--- REQUIREMENTS ---
State how many lines include "Babsch", giving the number by itself.

--- DATA ROWS ---
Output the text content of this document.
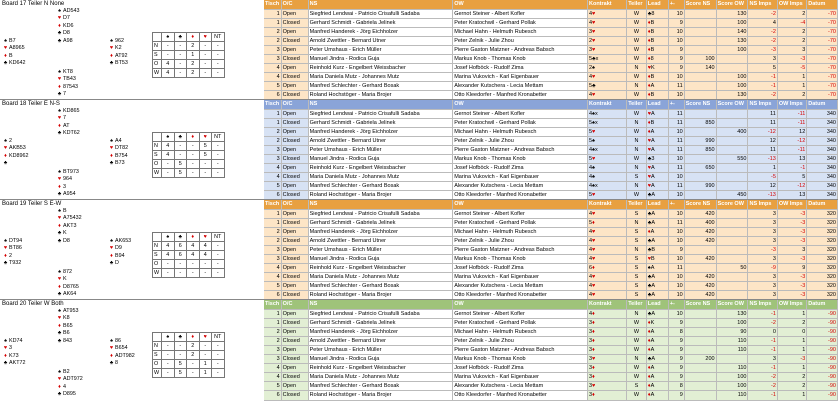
Board 17 Teiler N None
♠ AD543
♥ D7
♦ KD6
♣ D8
♠ B7
♥ A8965
♦ B
♣ KD642
♠ 962
♥ K2
♦ AT92
♣ BT53
♠ KT8
♥ TB43
♦ 87543
♣ 7
♣ A98
	♠	♣	♦	♥	NT
N	-	-	2	-	-
S	-	-	1	-	-
O	4	-	2	-	-
W	4	-	2	-	-
Tisch	O/C	NS	OW	Kontrakt	Teiler	Lead	+-	Score NS	Score OW	NS Imps	OW Imps	Datum
1	Open	Siegfried Lendwai - Patricio Crisafulli Sadaba	Gernot Steiner - Albert Kofler	4♥	W	♣8	10		130	-2	2	-70
1	Closed	Gerhard Schmidt - Gabriela Jelinek	Peter Kratochwil - Gerhard Pollak	4♥	W	♦B	9		100	4	-4	-70
2	Open	Manfred Handerek - Jörg Eichholzer	Michael Hahn - Helmuth Rubesch	3♥	W	♦B	10		140	-2	2	-70
2	Closed	Arnold Zwettler - Bernard Utner	Peter Zelnik - Julie Zhou	2♥	W	♦B	10		130	-2	2	-70
3	Open	Peter Umshaus - Erich Müller	Pierre Gaston Matzner - Andreas Babsch	3♥	W	♦B	9		100	-3	3	-70
3	Closed	Manuel Jindra - Rodica Guja	Markus Knob - Thomas Knob	5♣x	W	♦8	9	100		3	-3	-70
4	Open	Reinhold Kurz - Engelbert Weissbacher	Josef Hofböck - Rudolf Zima	2♠	N	♥K	9	140		5	-5	-70
4	Closed	Maria Daniela Mutz - Johannes Mutz	Marina Vukovich - Karl Eigenbauer	4♥	W	♦B	10		100	-1	1	-70
5	Open	Manfred Schlechter - Gerhard Bosak	Alexander Kutschera - Lecia Mettam	5♣	N	♦A	11		100	-1	1	-70
6	Closed	Roland Hochstöger - Maria Brojer	Otto Kleedorfer - Manfred Kronabetter	4♥	W	♦B	10		130	-2	2	-70
Board 18 Teiler E N-S
♠ KD865
♥ 7
♦ AT
♣ KDT62
♠ 2
♥ AKB53
♦ KD8962
♣
♠ A4
♥ DT82
♦ B754
♣ B73
♠ BT973
♥ 964
♦ 3
♣ A954
	♠	♣	♦	♥	NT
N	4	-	-	5	-
S	4	-	-	5	-
O	-	5	-	-	-
W	-	5	-	-	-
Tisch	O/C	NS	OW	Kontrakt	Teiler	Lead	+-	Score NS	Score OW	NS Imps	OW Imps	Datum
1	Open	Siegfried Lendwai - Patricio Crisafulli Sadaba	Gernot Steiner - Albert Kofler	4♠x	W	♥A	11			11	-11	340
1	Closed	Gerhard Schmidt - Gabriela Jelinek	Peter Kratochwil - Gerhard Pollak	5♠x	N	♦B	11	850		11	-11	340
2	Open	Manfred Handerek - Jörg Eichholzer	Michael Hahn - Helmuth Rubesch	5♥	W	♦A	10		400	-12	12	340
2	Closed	Arnold Zwettler - Bernard Utner	Peter Zelnik - Julie Zhou	5♠	N	♥A	11	990		12	-12	340
3	Open	Peter Umshaus - Erich Müller	Pierre Gaston Matzner - Andreas Babsch	4♠x	N	♥A	11	850		11	-11	340
3	Closed	Manuel Jindra - Rodica Guja	Markus Knob - Thomas Knob	5♥	W	♣3	10		550	-13	13	340
4	Open	Reinhold Kurz - Engelbert Weissbacher	Josef Hofböck - Rudolf Zima	4♠	N	♥A	11	650		1	-1	340
4	Closed	Maria Daniela Mutz - Johannes Mutz	Marina Vukovich - Karl Eigenbauer	4♠	S	♥A	10			-5	5	340
5	Open	Manfred Schlechter - Gerhard Bosak	Alexander Kutschera - Lecia Mettam	4♠x	N	♥A	11	990		12	-12	340
6	Closed	Roland Hochstöger - Maria Brojer	Otto Kleedorfer - Manfred Kronabetter	5♥	W	♣A	10		450	-13	13	340
Board 19 Teiler S E-W
♠ B
♥ A75432
♦ AKT3
♣ K
♠ DT94
♥ BT86
♦ 2
♣ T932
♠ AK653
♥ D9
♦ B94
♣ D
♠ 872
♥ K
♦ D8765
♣ AK64
♣ D8
	♠	♣	♦	♥	NT
N	4	6	4	4	-
S	4	6	4	4	-
O	-	-	-	-	-
W	-	-	-	-	-
Tisch	O/C	NS	OW	Kontrakt	Teiler	Lead	+-	Score NS	Score OW	NS Imps	OW Imps	Datum
1	Open	Siegfried Lendwai - Patricio Crisafulli Sadaba	Gernot Steiner - Albert Kofler	4♥	S	♣A	10	420		3	-3	320
1	Closed	Gerhard Schmidt - Gabriela Jelinek	Peter Kratochwil - Gerhard Pollak	5♦	N	♣A	11	400		3	-3	320
2	Open	Manfred Handerek - Jörg Eichholzer	Michael Hahn - Helmuth Rubesch	4♥	S	♦A	10	420		3	-3	320
2	Closed	Arnold Zwettler - Bernard Utner	Peter Zelnik - Julie Zhou	4♥	S	♣A	10	420		3	-3	320
3	Open	Peter Umshaus - Erich Müller	Pierre Gaston Matzner - Andreas Babsch	4♥	N	♣B	9			-3	3	320
3	Closed	Manuel Jindra - Rodica Guja	Markus Knob - Thomas Knob	4♥	S	♥B	10	420		3	-3	320
4	Open	Reinhold Kurz - Engelbert Weissbacher	Josef Hofböck - Rudolf Zima	6♦	S	♠A	11		50	-9	9	320
4	Closed	Maria Daniela Mutz - Johannes Mutz	Marina Vukovich - Karl Eigenbauer	4♥	S	♣A	10	420		3	-3	320
5	Open	Manfred Schlechter - Gerhard Bosak	Alexander Kutschera - Lecia Mettam	4♥	S	♣A	10	420		3	-3	320
6	Closed	Roland Hochstöger - Maria Brojer	Otto Kleedorfer - Manfred Kronabetter	4♥	S	♣A	10	420		3	-3	320
Board 20 Teiler W Both
♠ AT953
♥ K8
♦ B65
♣ B6
♠ KD74
♥ 3
♦ K73
♣ AKT72
♠ 86
♥ B654
♦ ADT982
♣ 8
♠ B2
♥ ADT972
♦ 4
♣ D895
♣ 843
	♠	♣	♦	♥	NT
N	-	-	2	-	-
S	-	-	2	-	-
O	-	5	-	1	-
W	-	5	-	1	-
Tisch	O/C	NS	OW	Kontrakt	Teiler	Lead	+-	Score NS	Score OW	NS Imps	OW Imps	Datum
1	Open	Siegfried Lendwai - Patricio Crisafulli Sadaba	Gernot Steiner - Albert Kofler	4♦	N	♣A	10		130	-1	1	-90
1	Closed	Gerhard Schmidt - Gabriela Jelinek	Peter Kratochwil - Gerhard Pollak	3♦	W	♦K	9		100	-2	2	-90
2	Open	Manfred Handerek - Jörg Eichholzer	Michael Hahn - Helmuth Rubesch	3♦	W	♦A	8		90	0	0	-90
2	Closed	Arnold Zwettler - Bernard Utner	Peter Zelnik - Julie Zhou	3♦	W	♦A	9		110	-1	1	-90
3	Open	Peter Umshaus - Erich Müller	Pierre Gaston Matzner - Andreas Babsch	3♦	W	♦A	9		110	-1	1	-90
3	Closed	Manuel Jindra - Rodica Guja	Markus Knob - Thomas Knob	3♥	N	♣A	9	200		3	-3	-90
4	Open	Reinhold Kurz - Engelbert Weissbacher	Josef Hofböck - Rudolf Zima	3♦	W	♦A	9		110	-1	1	-90
4	Closed	Maria Daniela Mutz - Johannes Mutz	Marina Vukovich - Karl Eigenbauer	3♦	W	♦A	9		100	-2	2	-90
5	Open	Manfred Schlechter - Gerhard Bosak	Alexander Kutschera - Lecia Mettam	3♥	S	♦A	8		100	-2	2	-90
6	Closed	Roland Hochstöger - Maria Brojer	Otto Kleedorfer - Manfred Kronabetter	3♦	W	♦A	9		110	-1	1	-90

--- ANSWER FOR THE TASK ---
4